Write the material out again in full, word for word. Do not include the pictures.
····················
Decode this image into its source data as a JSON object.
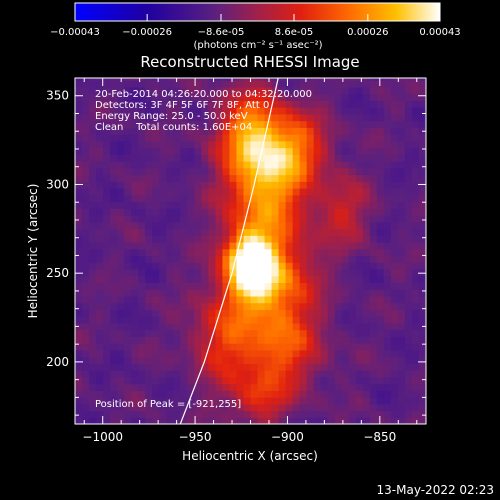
{
  "chart_data": {
    "type": "heatmap",
    "title": "Reconstructed RHESSI Image",
    "xlabel": "Heliocentric X (arcsec)",
    "ylabel": "Heliocentric Y (arcsec)",
    "xlim": [
      -1015,
      -825
    ],
    "ylim": [
      165,
      360
    ],
    "xticks": [
      -1000,
      -950,
      -900,
      -850
    ],
    "yticks": [
      200,
      250,
      300,
      350
    ],
    "colorbar": {
      "unit_label": "(photons cm⁻² s⁻¹ asec⁻²)",
      "range": [
        -0.00043,
        0.00043
      ],
      "ticks": [
        -0.00043,
        -0.00026,
        -8.6e-05,
        8.6e-05,
        0.00026,
        0.00043
      ],
      "tick_labels": [
        "-0.00043",
        "-0.00026",
        "-8.6e-05",
        "8.6e-05",
        "0.00026",
        "0.00043"
      ]
    },
    "annotations": {
      "time_range": "20-Feb-2014 04:26:20.000 to 04:32:20.000",
      "detectors": "Detectors: 3F 4F 5F 6F 7F 8F, Att 0",
      "energy": "Energy Range: 25.0 - 50.0 keV",
      "algorithm": "Clean    Total counts: 1.60E+04",
      "peak": "Position of Peak = [-921,255]"
    },
    "peak": [
      -921,
      255
    ],
    "limb_curve": [
      [
        -958,
        165
      ],
      [
        -945,
        200
      ],
      [
        -930,
        250
      ],
      [
        -918,
        300
      ],
      [
        -905,
        360
      ]
    ],
    "sources": [
      {
        "x": -921,
        "y": 255,
        "amplitude": 1.0,
        "sx": 10,
        "sy": 14
      },
      {
        "x": -905,
        "y": 242,
        "amplitude": 0.6,
        "sx": 14,
        "sy": 22
      },
      {
        "x": -912,
        "y": 300,
        "amplitude": 0.7,
        "sx": 15,
        "sy": 20
      },
      {
        "x": -920,
        "y": 330,
        "amplitude": 0.6,
        "sx": 12,
        "sy": 16
      },
      {
        "x": -895,
        "y": 322,
        "amplitude": 0.45,
        "sx": 12,
        "sy": 14
      },
      {
        "x": -935,
        "y": 215,
        "amplitude": 0.4,
        "sx": 12,
        "sy": 18
      },
      {
        "x": -905,
        "y": 205,
        "amplitude": 0.4,
        "sx": 16,
        "sy": 14
      },
      {
        "x": -915,
        "y": 180,
        "amplitude": 0.35,
        "sx": 12,
        "sy": 10
      },
      {
        "x": -870,
        "y": 285,
        "amplitude": 0.3,
        "sx": 10,
        "sy": 14
      }
    ]
  },
  "footer": {
    "date": "13-May-2022 02:23"
  }
}
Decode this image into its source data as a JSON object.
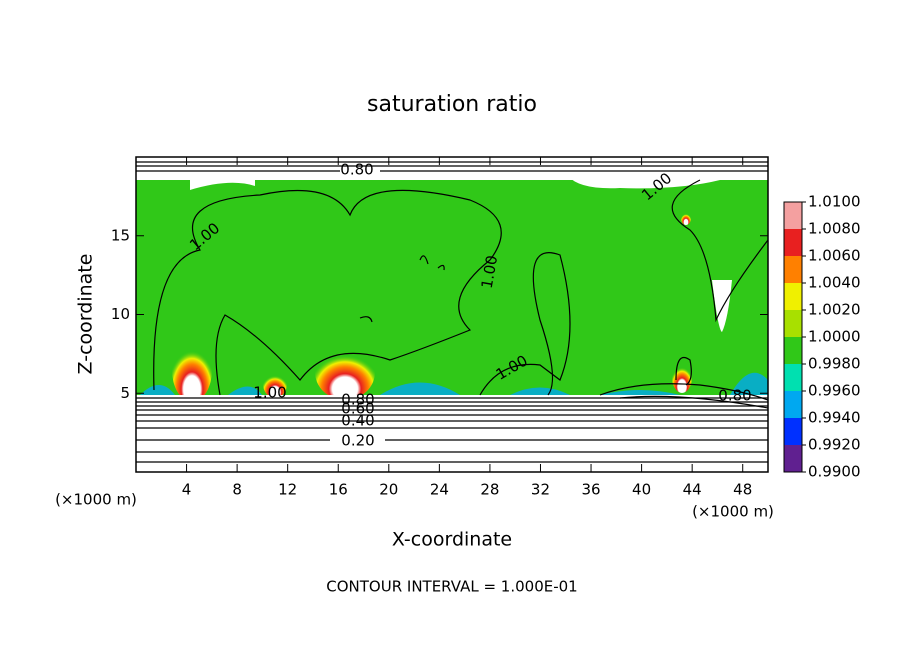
{
  "chart_data": {
    "type": "contour",
    "title": "saturation ratio",
    "x_label": "X-coordinate",
    "y_label": "Z-coordinate",
    "x_unit": "(×1000 m)",
    "note": "CONTOUR INTERVAL = 1.000E-01",
    "xlim": [
      0,
      50
    ],
    "xticks": [
      4,
      8,
      12,
      16,
      20,
      24,
      28,
      32,
      36,
      40,
      44,
      48
    ],
    "ylim": [
      0,
      20
    ],
    "yticks": [
      5,
      10,
      15
    ],
    "contour_labels": [
      {
        "value": 0.8,
        "label": "0.80"
      },
      {
        "value": 1,
        "label": "1.00"
      },
      {
        "value": 1,
        "label": "1.00"
      },
      {
        "value": 1,
        "label": "1.00"
      },
      {
        "value": 1,
        "label": "1.00"
      },
      {
        "value": 1,
        "label": "1.00"
      },
      {
        "value": 0.8,
        "label": "0.80"
      },
      {
        "value": 0.8,
        "label": "0.80"
      },
      {
        "value": 0.6,
        "label": "0.60"
      },
      {
        "value": 0.4,
        "label": "0.40"
      },
      {
        "value": 0.2,
        "label": "0.20"
      }
    ],
    "colorbar": {
      "ticks": [
        {
          "value": 1.01,
          "label": "1.0100"
        },
        {
          "value": 1.008,
          "label": "1.0080"
        },
        {
          "value": 1.006,
          "label": "1.0060"
        },
        {
          "value": 1.004,
          "label": "1.0040"
        },
        {
          "value": 1.002,
          "label": "1.0020"
        },
        {
          "value": 1,
          "label": "1.0000"
        },
        {
          "value": 0.998,
          "label": "0.9980"
        },
        {
          "value": 0.996,
          "label": "0.9960"
        },
        {
          "value": 0.994,
          "label": "0.9940"
        },
        {
          "value": 0.992,
          "label": "0.9920"
        },
        {
          "value": 0.99,
          "label": "0.9900"
        }
      ],
      "colors": [
        "#f4a0a0",
        "#e82020",
        "#ff8000",
        "#f0f000",
        "#a8e000",
        "#30c818",
        "#00e0b0",
        "#00a8f0",
        "#0030ff",
        "#602090"
      ]
    }
  }
}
····················
## RESULT OF THIS TASK
Decode this image into its source data as a JSON object.
{
  "chart_data": {
    "type": "heatmap",
    "title": "Reconstructed RHESSI Image",
    "xlabel": "Heliocentric X (arcsec)",
    "ylabel": "Heliocentric Y (arcsec)",
    "xlim": [
      -1015,
      -825
    ],
    "ylim": [
      165,
      360
    ],
    "xticks": [
      -1000,
      -950,
      -900,
      -850
    ],
    "yticks": [
      200,
      250,
      300,
      350
    ],
    "colorbar": {
      "unit_label": "(photons cm⁻² s⁻¹ asec⁻²)",
      "range": [
        -0.00043,
        0.00043
      ],
      "ticks": [
        -0.00043,
        -0.00026,
        -8.6e-05,
        8.6e-05,
        0.00026,
        0.00043
      ],
      "tick_labels": [
        "-0.00043",
        "-0.00026",
        "-8.6e-05",
        "8.6e-05",
        "0.00026",
        "0.00043"
      ]
    },
    "annotations": {
      "time_range": "20-Feb-2014 04:26:20.000 to 04:32:20.000",
      "detectors": "Detectors: 3F 4F 5F 6F 7F 8F, Att 0",
      "energy": "Energy Range: 25.0 - 50.0 keV",
      "algorithm": "Clean    Total counts: 1.60E+04",
      "peak": "Position of Peak = [-921,255]"
    },
    "peak": [
      -921,
      255
    ],
    "limb_curve": [
      [
        -958,
        165
      ],
      [
        -945,
        200
      ],
      [
        -930,
        250
      ],
      [
        -918,
        300
      ],
      [
        -905,
        360
      ]
    ],
    "sources": [
      {
        "x": -921,
        "y": 255,
        "amplitude": 1.0,
        "sx": 10,
        "sy": 14
      },
      {
        "x": -905,
        "y": 242,
        "amplitude": 0.6,
        "sx": 14,
        "sy": 22
      },
      {
        "x": -912,
        "y": 300,
        "amplitude": 0.7,
        "sx": 15,
        "sy": 20
      },
      {
        "x": -920,
        "y": 330,
        "amplitude": 0.6,
        "sx": 12,
        "sy": 16
      },
      {
        "x": -895,
        "y": 322,
        "amplitude": 0.45,
        "sx": 12,
        "sy": 14
      },
      {
        "x": -935,
        "y": 215,
        "amplitude": 0.4,
        "sx": 12,
        "sy": 18
      },
      {
        "x": -905,
        "y": 205,
        "amplitude": 0.4,
        "sx": 16,
        "sy": 14
      },
      {
        "x": -915,
        "y": 180,
        "amplitude": 0.35,
        "sx": 12,
        "sy": 10
      },
      {
        "x": -870,
        "y": 285,
        "amplitude": 0.3,
        "sx": 10,
        "sy": 14
      }
    ]
  },
  "footer": {
    "date": "13-May-2022 02:23"
  }
}
Decode this image into its source data as a JSON object.
{
  "chart_data": {
    "type": "contour",
    "title": "saturation ratio",
    "x_label": "X-coordinate",
    "y_label": "Z-coordinate",
    "x_unit": "(×1000 m)",
    "note": "CONTOUR INTERVAL = 1.000E-01",
    "xlim": [
      0,
      50
    ],
    "xticks": [
      4,
      8,
      12,
      16,
      20,
      24,
      28,
      32,
      36,
      40,
      44,
      48
    ],
    "ylim": [
      0,
      20
    ],
    "yticks": [
      5,
      10,
      15
    ],
    "contour_labels": [
      {
        "value": 0.8,
        "label": "0.80"
      },
      {
        "value": 1,
        "label": "1.00"
      },
      {
        "value": 1,
        "label": "1.00"
      },
      {
        "value": 1,
        "label": "1.00"
      },
      {
        "value": 1,
        "label": "1.00"
      },
      {
        "value": 1,
        "label": "1.00"
      },
      {
        "value": 0.8,
        "label": "0.80"
      },
      {
        "value": 0.8,
        "label": "0.80"
      },
      {
        "value": 0.6,
        "label": "0.60"
      },
      {
        "value": 0.4,
        "label": "0.40"
      },
      {
        "value": 0.2,
        "label": "0.20"
      }
    ],
    "colorbar": {
      "ticks": [
        {
          "value": 1.01,
          "label": "1.0100"
        },
        {
          "value": 1.008,
          "label": "1.0080"
        },
        {
          "value": 1.006,
          "label": "1.0060"
        },
        {
          "value": 1.004,
          "label": "1.0040"
        },
        {
          "value": 1.002,
          "label": "1.0020"
        },
        {
          "value": 1,
          "label": "1.0000"
        },
        {
          "value": 0.998,
          "label": "0.9980"
        },
        {
          "value": 0.996,
          "label": "0.9960"
        },
        {
          "value": 0.994,
          "label": "0.9940"
        },
        {
          "value": 0.992,
          "label": "0.9920"
        },
        {
          "value": 0.99,
          "label": "0.9900"
        }
      ],
      "colors": [
        "#f4a0a0",
        "#e82020",
        "#ff8000",
        "#f0f000",
        "#a8e000",
        "#30c818",
        "#00e0b0",
        "#00a8f0",
        "#0030ff",
        "#602090"
      ]
    }
  }
}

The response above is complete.